Stated task: Skip the pictures. Copy all the rest of the records down exactly.

----

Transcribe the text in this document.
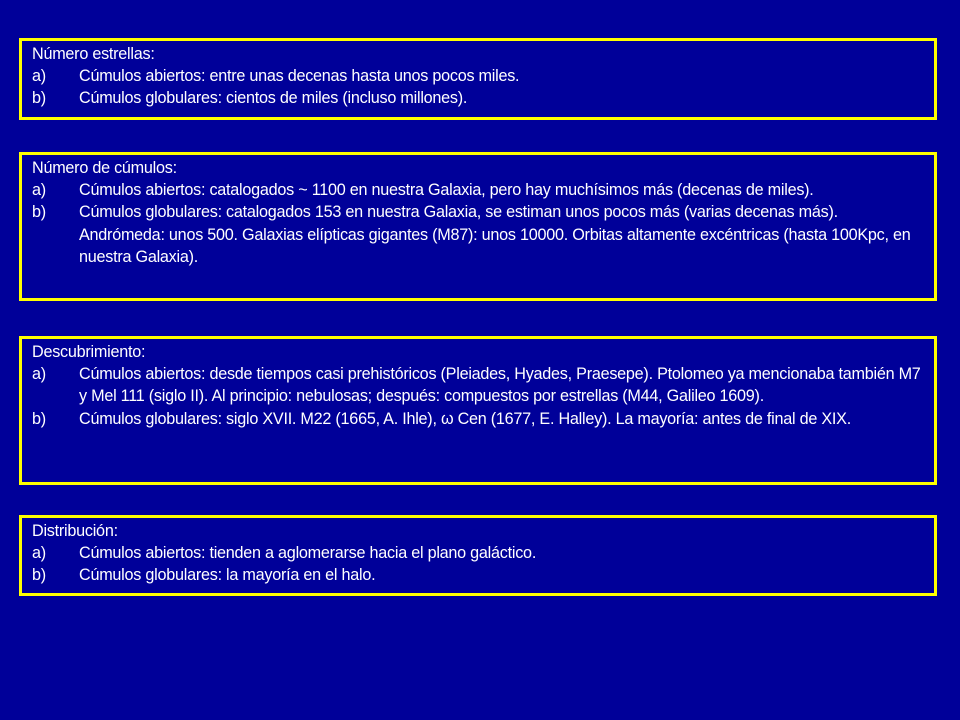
Número estrellas:
a)	Cúmulos abiertos: entre unas decenas hasta unos pocos miles.
b)	Cúmulos globulares: cientos de miles (incluso millones).
Número de cúmulos:
a)	Cúmulos abiertos: catalogados ~ 1100 en nuestra Galaxia, pero hay muchísimos más (decenas de miles).
b)	Cúmulos globulares: catalogados 153 en nuestra Galaxia, se estiman unos pocos más (varias decenas más). Andrómeda: unos 500. Galaxias elípticas gigantes (M87): unos 10000. Orbitas altamente excéntricas (hasta 100Kpc, en nuestra Galaxia).
Descubrimiento:
a)	Cúmulos abiertos: desde tiempos casi prehistóricos (Pleiades, Hyades, Praesepe). Ptolomeo ya mencionaba también M7 y Mel 111 (siglo II). Al principio: nebulosas; después: compuestos por estrellas (M44, Galileo 1609).
b)	Cúmulos globulares: siglo XVII. M22 (1665, A. Ihle), ω Cen (1677, E. Halley). La mayoría: antes de final de XIX.
Distribución:
a)	Cúmulos abiertos: tienden a aglomerarse hacia el plano galáctico.
b)	Cúmulos globulares: la mayoría en el halo.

----

Worked answer:
Transcribe the text in this document.
Número estrellas:
a)	Cúmulos abiertos: entre unas decenas hasta unos pocos miles.
b)	Cúmulos globulares: cientos de miles (incluso millones).
Número de cúmulos:
a)	Cúmulos abiertos: catalogados ~ 1100 en nuestra Galaxia, pero hay muchísimos más (decenas de miles).
b)	Cúmulos globulares: catalogados 153 en nuestra Galaxia, se estiman unos pocos más (varias decenas más). Andrómeda: unos 500. Galaxias elípticas gigantes (M87): unos 10000. Orbitas altamente excéntricas (hasta 100Kpc, en nuestra Galaxia).
Descubrimiento:
a)	Cúmulos abiertos: desde tiempos casi prehistóricos (Pleiades, Hyades, Praesepe). Ptolomeo ya mencionaba también M7 y Mel 111 (siglo II). Al principio: nebulosas; después: compuestos por estrellas (M44, Galileo 1609).
b)	Cúmulos globulares: siglo XVII. M22 (1665, A. Ihle), ω Cen (1677, E. Halley). La mayoría: antes de final de XIX.
Distribución:
a)	Cúmulos abiertos: tienden a aglomerarse hacia el plano galáctico.
b)	Cúmulos globulares: la mayoría en el halo.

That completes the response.